## INSTRUCTION
Restate every line of the material, word for word.

## Items from a dataset

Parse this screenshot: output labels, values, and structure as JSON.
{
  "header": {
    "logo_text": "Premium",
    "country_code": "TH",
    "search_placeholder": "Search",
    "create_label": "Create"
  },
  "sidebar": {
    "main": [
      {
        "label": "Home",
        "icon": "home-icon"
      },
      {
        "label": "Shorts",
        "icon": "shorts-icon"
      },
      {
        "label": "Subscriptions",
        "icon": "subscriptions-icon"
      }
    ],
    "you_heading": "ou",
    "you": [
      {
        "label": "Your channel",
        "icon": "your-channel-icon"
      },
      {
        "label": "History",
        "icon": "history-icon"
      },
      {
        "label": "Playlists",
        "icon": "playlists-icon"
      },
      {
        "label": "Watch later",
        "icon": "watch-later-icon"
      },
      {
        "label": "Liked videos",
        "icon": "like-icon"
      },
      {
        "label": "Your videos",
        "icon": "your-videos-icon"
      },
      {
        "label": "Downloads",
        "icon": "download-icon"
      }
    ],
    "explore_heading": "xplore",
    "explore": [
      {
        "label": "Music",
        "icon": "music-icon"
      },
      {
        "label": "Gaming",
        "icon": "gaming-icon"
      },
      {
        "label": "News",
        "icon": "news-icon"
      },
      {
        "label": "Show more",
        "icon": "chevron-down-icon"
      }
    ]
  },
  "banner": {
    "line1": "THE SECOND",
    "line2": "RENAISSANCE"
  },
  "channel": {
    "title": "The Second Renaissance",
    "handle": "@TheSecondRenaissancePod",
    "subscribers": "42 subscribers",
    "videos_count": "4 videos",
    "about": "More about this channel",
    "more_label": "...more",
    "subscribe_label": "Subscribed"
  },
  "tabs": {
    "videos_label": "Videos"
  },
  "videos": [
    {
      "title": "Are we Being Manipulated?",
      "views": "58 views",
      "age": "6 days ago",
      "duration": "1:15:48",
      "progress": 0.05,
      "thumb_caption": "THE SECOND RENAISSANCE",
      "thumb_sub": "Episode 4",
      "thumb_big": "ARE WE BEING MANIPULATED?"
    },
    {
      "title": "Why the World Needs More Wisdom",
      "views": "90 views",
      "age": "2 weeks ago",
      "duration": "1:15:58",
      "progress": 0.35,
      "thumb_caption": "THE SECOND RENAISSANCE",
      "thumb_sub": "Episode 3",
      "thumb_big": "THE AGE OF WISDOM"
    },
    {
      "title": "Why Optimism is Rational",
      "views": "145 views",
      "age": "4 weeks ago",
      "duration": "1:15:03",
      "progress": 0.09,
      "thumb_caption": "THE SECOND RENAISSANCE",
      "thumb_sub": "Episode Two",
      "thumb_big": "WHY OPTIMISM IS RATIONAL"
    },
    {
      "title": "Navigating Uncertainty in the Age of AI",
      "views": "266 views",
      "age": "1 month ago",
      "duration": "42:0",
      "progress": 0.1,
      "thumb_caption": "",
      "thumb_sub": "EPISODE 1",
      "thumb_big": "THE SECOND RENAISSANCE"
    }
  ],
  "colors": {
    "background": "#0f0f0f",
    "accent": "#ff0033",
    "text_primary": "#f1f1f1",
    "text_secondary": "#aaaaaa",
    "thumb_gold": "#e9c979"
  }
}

## EXERCISE OUTPUT
Parse this screenshot: output labels, values, and structure as JSON.
{
  "header": {
    "logo_text": "Premium",
    "country_code": "TH",
    "search_placeholder": "Search",
    "create_label": "Create"
  },
  "sidebar": {
    "main": [
      {
        "label": "Home",
        "icon": "home-icon"
      },
      {
        "label": "Shorts",
        "icon": "shorts-icon"
      },
      {
        "label": "Subscriptions",
        "icon": "subscriptions-icon"
      }
    ],
    "you_heading": "ou",
    "you": [
      {
        "label": "Your channel",
        "icon": "your-channel-icon"
      },
      {
        "label": "History",
        "icon": "history-icon"
      },
      {
        "label": "Playlists",
        "icon": "playlists-icon"
      },
      {
        "label": "Watch later",
        "icon": "watch-later-icon"
      },
      {
        "label": "Liked videos",
        "icon": "like-icon"
      },
      {
        "label": "Your videos",
        "icon": "your-videos-icon"
      },
      {
        "label": "Downloads",
        "icon": "download-icon"
      }
    ],
    "explore_heading": "xplore",
    "explore": [
      {
        "label": "Music",
        "icon": "music-icon"
      },
      {
        "label": "Gaming",
        "icon": "gaming-icon"
      },
      {
        "label": "News",
        "icon": "news-icon"
      },
      {
        "label": "Show more",
        "icon": "chevron-down-icon"
      }
    ]
  },
  "banner": {
    "line1": "THE SECOND",
    "line2": "RENAISSANCE"
  },
  "channel": {
    "title": "The Second Renaissance",
    "handle": "@TheSecondRenaissancePod",
    "subscribers": "42 subscribers",
    "videos_count": "4 videos",
    "about": "More about this channel",
    "more_label": "...more",
    "subscribe_label": "Subscribed"
  },
  "tabs": {
    "videos_label": "Videos"
  },
  "videos": [
    {
      "title": "Are we Being Manipulated?",
      "views": "58 views",
      "age": "6 days ago",
      "duration": "1:15:48",
      "progress": 0.05,
      "thumb_caption": "THE SECOND RENAISSANCE",
      "thumb_sub": "Episode 4",
      "thumb_big": "ARE WE BEING MANIPULATED?"
    },
    {
      "title": "Why the World Needs More Wisdom",
      "views": "90 views",
      "age": "2 weeks ago",
      "duration": "1:15:58",
      "progress": 0.35,
      "thumb_caption": "THE SECOND RENAISSANCE",
      "thumb_sub": "Episode 3",
      "thumb_big": "THE AGE OF WISDOM"
    },
    {
      "title": "Why Optimism is Rational",
      "views": "145 views",
      "age": "4 weeks ago",
      "duration": "1:15:03",
      "progress": 0.09,
      "thumb_caption": "THE SECOND RENAISSANCE",
      "thumb_sub": "Episode Two",
      "thumb_big": "WHY OPTIMISM IS RATIONAL"
    },
    {
      "title": "Navigating Uncertainty in the Age of AI",
      "views": "266 views",
      "age": "1 month ago",
      "duration": "42:0",
      "progress": 0.1,
      "thumb_caption": "",
      "thumb_sub": "EPISODE 1",
      "thumb_big": "THE SECOND RENAISSANCE"
    }
  ],
  "colors": {
    "background": "#0f0f0f",
    "accent": "#ff0033",
    "text_primary": "#f1f1f1",
    "text_secondary": "#aaaaaa",
    "thumb_gold": "#e9c979"
  }
}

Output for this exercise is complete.